* [WHAT IS EXPECTED]:
Repeat the listing exactly. Pictures stay out of your copy.

========

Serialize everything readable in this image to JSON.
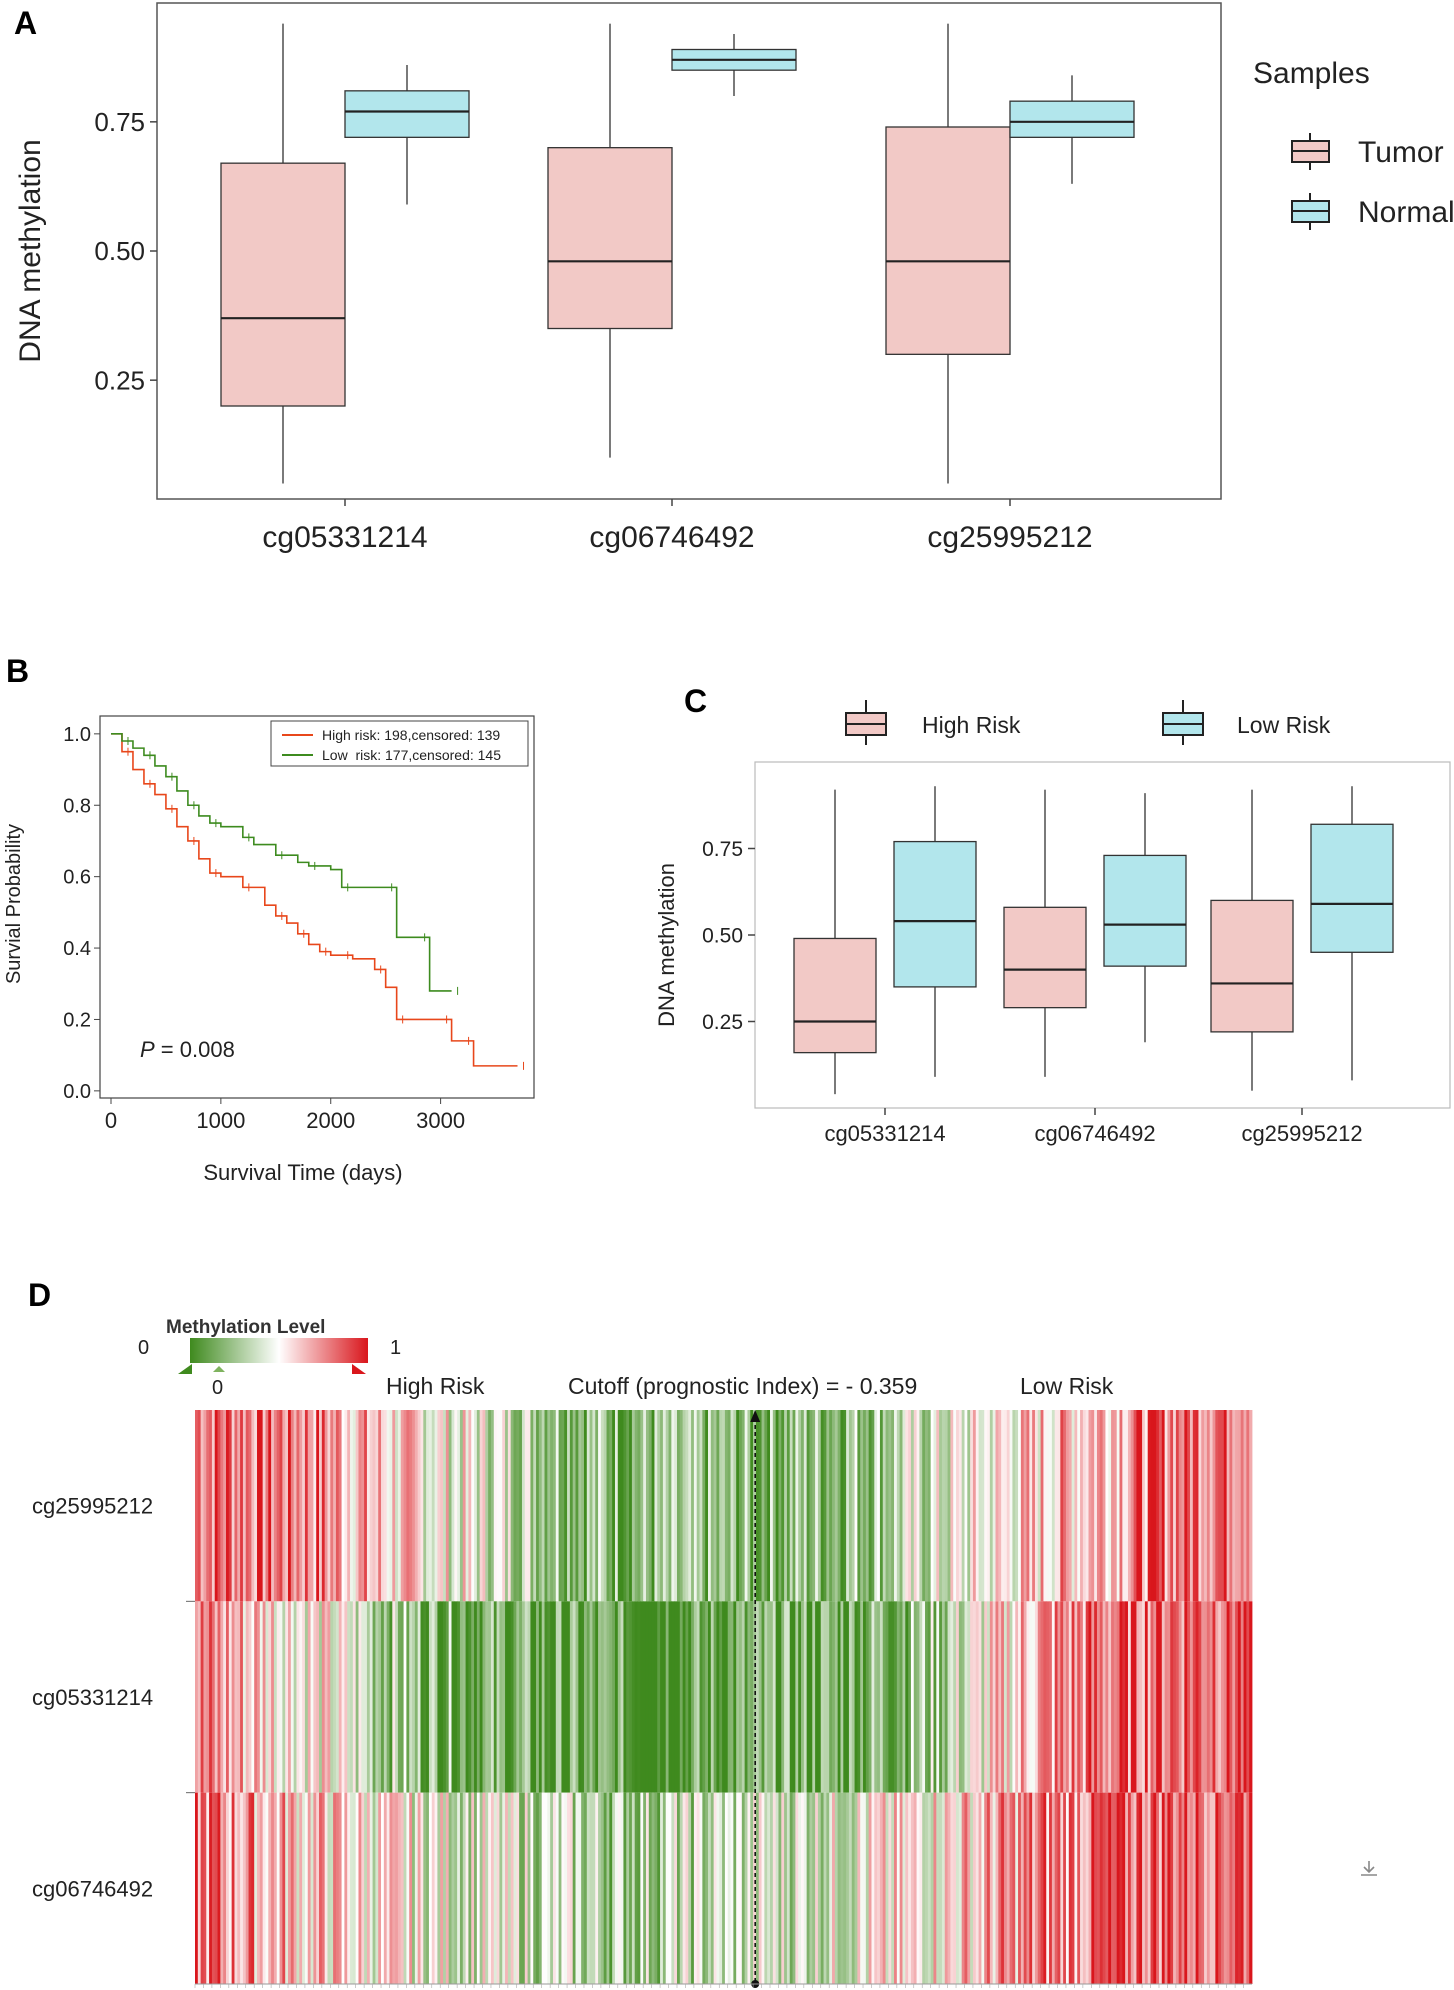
{
  "colors": {
    "tumor": "#f2c9c6",
    "normal": "#b2e6ec",
    "high_risk_line": "#e8471b",
    "low_risk_line": "#3d8b1f",
    "heat_low": "#3f8a1e",
    "heat_mid": "#ffffff",
    "heat_high": "#d9161c"
  },
  "chart_data": [
    {
      "panel": "A",
      "type": "box",
      "ylabel": "DNA methylation",
      "yticks": [
        "0.25",
        "0.50",
        "0.75"
      ],
      "ylim": [
        0.02,
        0.98
      ],
      "categories": [
        "cg05331214",
        "cg06746492",
        "cg25995212"
      ],
      "legend_title": "Samples",
      "series": [
        {
          "name": "Tumor",
          "boxes": [
            {
              "min": 0.05,
              "q1": 0.2,
              "median": 0.37,
              "q3": 0.67,
              "max": 0.94
            },
            {
              "min": 0.1,
              "q1": 0.35,
              "median": 0.48,
              "q3": 0.7,
              "max": 0.94
            },
            {
              "min": 0.05,
              "q1": 0.3,
              "median": 0.48,
              "q3": 0.74,
              "max": 0.94
            }
          ]
        },
        {
          "name": "Normal",
          "boxes": [
            {
              "min": 0.59,
              "q1": 0.72,
              "median": 0.77,
              "q3": 0.81,
              "max": 0.86
            },
            {
              "min": 0.8,
              "q1": 0.85,
              "median": 0.87,
              "q3": 0.89,
              "max": 0.92
            },
            {
              "min": 0.63,
              "q1": 0.72,
              "median": 0.75,
              "q3": 0.79,
              "max": 0.84
            }
          ]
        }
      ]
    },
    {
      "panel": "B",
      "type": "line",
      "xlabel": "Survival Time (days)",
      "ylabel": "Survial Probability",
      "xticks": [
        "0",
        "1000",
        "2000",
        "3000"
      ],
      "yticks": [
        "0.0",
        "0.2",
        "0.4",
        "0.6",
        "0.8",
        "1.0"
      ],
      "xlim": [
        -100,
        3850
      ],
      "ylim": [
        -0.02,
        1.05
      ],
      "p_value_label": "P",
      "p_value_text": " = 0.008",
      "series": [
        {
          "name": "High risk: 198,censored: 139",
          "x": [
            0,
            100,
            200,
            300,
            400,
            500,
            600,
            700,
            800,
            900,
            1000,
            1200,
            1400,
            1500,
            1600,
            1700,
            1800,
            1900,
            2000,
            2100,
            2200,
            2400,
            2500,
            2600,
            2800,
            3000,
            3100,
            3200,
            3300,
            3700
          ],
          "y": [
            1.0,
            0.95,
            0.9,
            0.86,
            0.83,
            0.79,
            0.74,
            0.7,
            0.65,
            0.61,
            0.6,
            0.57,
            0.52,
            0.49,
            0.47,
            0.44,
            0.41,
            0.39,
            0.38,
            0.38,
            0.37,
            0.34,
            0.29,
            0.2,
            0.2,
            0.2,
            0.14,
            0.14,
            0.07,
            0.07
          ]
        },
        {
          "name": "Low  risk: 177,censored: 145",
          "x": [
            0,
            100,
            200,
            300,
            400,
            500,
            600,
            700,
            800,
            900,
            1000,
            1200,
            1300,
            1500,
            1700,
            1800,
            2000,
            2100,
            2300,
            2500,
            2600,
            2800,
            2900,
            3100
          ],
          "y": [
            1.0,
            0.98,
            0.96,
            0.94,
            0.91,
            0.88,
            0.84,
            0.8,
            0.77,
            0.75,
            0.74,
            0.71,
            0.69,
            0.66,
            0.64,
            0.63,
            0.62,
            0.57,
            0.57,
            0.57,
            0.43,
            0.43,
            0.28,
            0.28
          ]
        }
      ]
    },
    {
      "panel": "C",
      "type": "box",
      "ylabel": "DNA methylation",
      "yticks": [
        "0.25",
        "0.50",
        "0.75"
      ],
      "ylim": [
        0.0,
        1.0
      ],
      "categories": [
        "cg05331214",
        "cg06746492",
        "cg25995212"
      ],
      "series": [
        {
          "name": "High Risk",
          "boxes": [
            {
              "min": 0.04,
              "q1": 0.16,
              "median": 0.25,
              "q3": 0.49,
              "max": 0.92
            },
            {
              "min": 0.09,
              "q1": 0.29,
              "median": 0.4,
              "q3": 0.58,
              "max": 0.92
            },
            {
              "min": 0.05,
              "q1": 0.22,
              "median": 0.36,
              "q3": 0.6,
              "max": 0.92
            }
          ]
        },
        {
          "name": "Low Risk",
          "boxes": [
            {
              "min": 0.09,
              "q1": 0.35,
              "median": 0.54,
              "q3": 0.77,
              "max": 0.93
            },
            {
              "min": 0.19,
              "q1": 0.41,
              "median": 0.53,
              "q3": 0.73,
              "max": 0.91
            },
            {
              "min": 0.08,
              "q1": 0.45,
              "median": 0.59,
              "q3": 0.82,
              "max": 0.93
            }
          ]
        }
      ]
    },
    {
      "panel": "D",
      "type": "heatmap",
      "title": "Methylation Level",
      "scale_min": "0",
      "scale_max": "1",
      "scale_marker": "0",
      "left_group": "High Risk",
      "right_group": "Low Risk",
      "cutoff_label": "Cutoff (prognostic Index) = - 0.359",
      "cutoff_position": 0.53,
      "rows": [
        "cg25995212",
        "cg05331214",
        "cg06746492"
      ],
      "row_profiles": [
        [
          0.85,
          0.8,
          0.55,
          0.38,
          0.22,
          0.18,
          0.25,
          0.38,
          0.6,
          0.8,
          0.9
        ],
        [
          0.75,
          0.55,
          0.25,
          0.12,
          0.08,
          0.1,
          0.15,
          0.28,
          0.7,
          0.85,
          0.9
        ],
        [
          0.8,
          0.62,
          0.48,
          0.38,
          0.3,
          0.35,
          0.42,
          0.55,
          0.75,
          0.85,
          0.9
        ]
      ]
    }
  ]
}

========

* [ANSWER TO THIS TASK]:
Serialize everything readable in this image to JSON.
{
  "colors": {
    "tumor": "#f2c9c6",
    "normal": "#b2e6ec",
    "high_risk_line": "#e8471b",
    "low_risk_line": "#3d8b1f",
    "heat_low": "#3f8a1e",
    "heat_mid": "#ffffff",
    "heat_high": "#d9161c"
  },
  "chart_data": [
    {
      "panel": "A",
      "type": "box",
      "ylabel": "DNA methylation",
      "yticks": [
        "0.25",
        "0.50",
        "0.75"
      ],
      "ylim": [
        0.02,
        0.98
      ],
      "categories": [
        "cg05331214",
        "cg06746492",
        "cg25995212"
      ],
      "legend_title": "Samples",
      "series": [
        {
          "name": "Tumor",
          "boxes": [
            {
              "min": 0.05,
              "q1": 0.2,
              "median": 0.37,
              "q3": 0.67,
              "max": 0.94
            },
            {
              "min": 0.1,
              "q1": 0.35,
              "median": 0.48,
              "q3": 0.7,
              "max": 0.94
            },
            {
              "min": 0.05,
              "q1": 0.3,
              "median": 0.48,
              "q3": 0.74,
              "max": 0.94
            }
          ]
        },
        {
          "name": "Normal",
          "boxes": [
            {
              "min": 0.59,
              "q1": 0.72,
              "median": 0.77,
              "q3": 0.81,
              "max": 0.86
            },
            {
              "min": 0.8,
              "q1": 0.85,
              "median": 0.87,
              "q3": 0.89,
              "max": 0.92
            },
            {
              "min": 0.63,
              "q1": 0.72,
              "median": 0.75,
              "q3": 0.79,
              "max": 0.84
            }
          ]
        }
      ]
    },
    {
      "panel": "B",
      "type": "line",
      "xlabel": "Survival Time (days)",
      "ylabel": "Survial Probability",
      "xticks": [
        "0",
        "1000",
        "2000",
        "3000"
      ],
      "yticks": [
        "0.0",
        "0.2",
        "0.4",
        "0.6",
        "0.8",
        "1.0"
      ],
      "xlim": [
        -100,
        3850
      ],
      "ylim": [
        -0.02,
        1.05
      ],
      "p_value_label": "P",
      "p_value_text": " = 0.008",
      "series": [
        {
          "name": "High risk: 198,censored: 139",
          "x": [
            0,
            100,
            200,
            300,
            400,
            500,
            600,
            700,
            800,
            900,
            1000,
            1200,
            1400,
            1500,
            1600,
            1700,
            1800,
            1900,
            2000,
            2100,
            2200,
            2400,
            2500,
            2600,
            2800,
            3000,
            3100,
            3200,
            3300,
            3700
          ],
          "y": [
            1.0,
            0.95,
            0.9,
            0.86,
            0.83,
            0.79,
            0.74,
            0.7,
            0.65,
            0.61,
            0.6,
            0.57,
            0.52,
            0.49,
            0.47,
            0.44,
            0.41,
            0.39,
            0.38,
            0.38,
            0.37,
            0.34,
            0.29,
            0.2,
            0.2,
            0.2,
            0.14,
            0.14,
            0.07,
            0.07
          ]
        },
        {
          "name": "Low  risk: 177,censored: 145",
          "x": [
            0,
            100,
            200,
            300,
            400,
            500,
            600,
            700,
            800,
            900,
            1000,
            1200,
            1300,
            1500,
            1700,
            1800,
            2000,
            2100,
            2300,
            2500,
            2600,
            2800,
            2900,
            3100
          ],
          "y": [
            1.0,
            0.98,
            0.96,
            0.94,
            0.91,
            0.88,
            0.84,
            0.8,
            0.77,
            0.75,
            0.74,
            0.71,
            0.69,
            0.66,
            0.64,
            0.63,
            0.62,
            0.57,
            0.57,
            0.57,
            0.43,
            0.43,
            0.28,
            0.28
          ]
        }
      ]
    },
    {
      "panel": "C",
      "type": "box",
      "ylabel": "DNA methylation",
      "yticks": [
        "0.25",
        "0.50",
        "0.75"
      ],
      "ylim": [
        0.0,
        1.0
      ],
      "categories": [
        "cg05331214",
        "cg06746492",
        "cg25995212"
      ],
      "series": [
        {
          "name": "High Risk",
          "boxes": [
            {
              "min": 0.04,
              "q1": 0.16,
              "median": 0.25,
              "q3": 0.49,
              "max": 0.92
            },
            {
              "min": 0.09,
              "q1": 0.29,
              "median": 0.4,
              "q3": 0.58,
              "max": 0.92
            },
            {
              "min": 0.05,
              "q1": 0.22,
              "median": 0.36,
              "q3": 0.6,
              "max": 0.92
            }
          ]
        },
        {
          "name": "Low Risk",
          "boxes": [
            {
              "min": 0.09,
              "q1": 0.35,
              "median": 0.54,
              "q3": 0.77,
              "max": 0.93
            },
            {
              "min": 0.19,
              "q1": 0.41,
              "median": 0.53,
              "q3": 0.73,
              "max": 0.91
            },
            {
              "min": 0.08,
              "q1": 0.45,
              "median": 0.59,
              "q3": 0.82,
              "max": 0.93
            }
          ]
        }
      ]
    },
    {
      "panel": "D",
      "type": "heatmap",
      "title": "Methylation Level",
      "scale_min": "0",
      "scale_max": "1",
      "scale_marker": "0",
      "left_group": "High Risk",
      "right_group": "Low Risk",
      "cutoff_label": "Cutoff (prognostic Index) = - 0.359",
      "cutoff_position": 0.53,
      "rows": [
        "cg25995212",
        "cg05331214",
        "cg06746492"
      ],
      "row_profiles": [
        [
          0.85,
          0.8,
          0.55,
          0.38,
          0.22,
          0.18,
          0.25,
          0.38,
          0.6,
          0.8,
          0.9
        ],
        [
          0.75,
          0.55,
          0.25,
          0.12,
          0.08,
          0.1,
          0.15,
          0.28,
          0.7,
          0.85,
          0.9
        ],
        [
          0.8,
          0.62,
          0.48,
          0.38,
          0.3,
          0.35,
          0.42,
          0.55,
          0.75,
          0.85,
          0.9
        ]
      ]
    }
  ]
}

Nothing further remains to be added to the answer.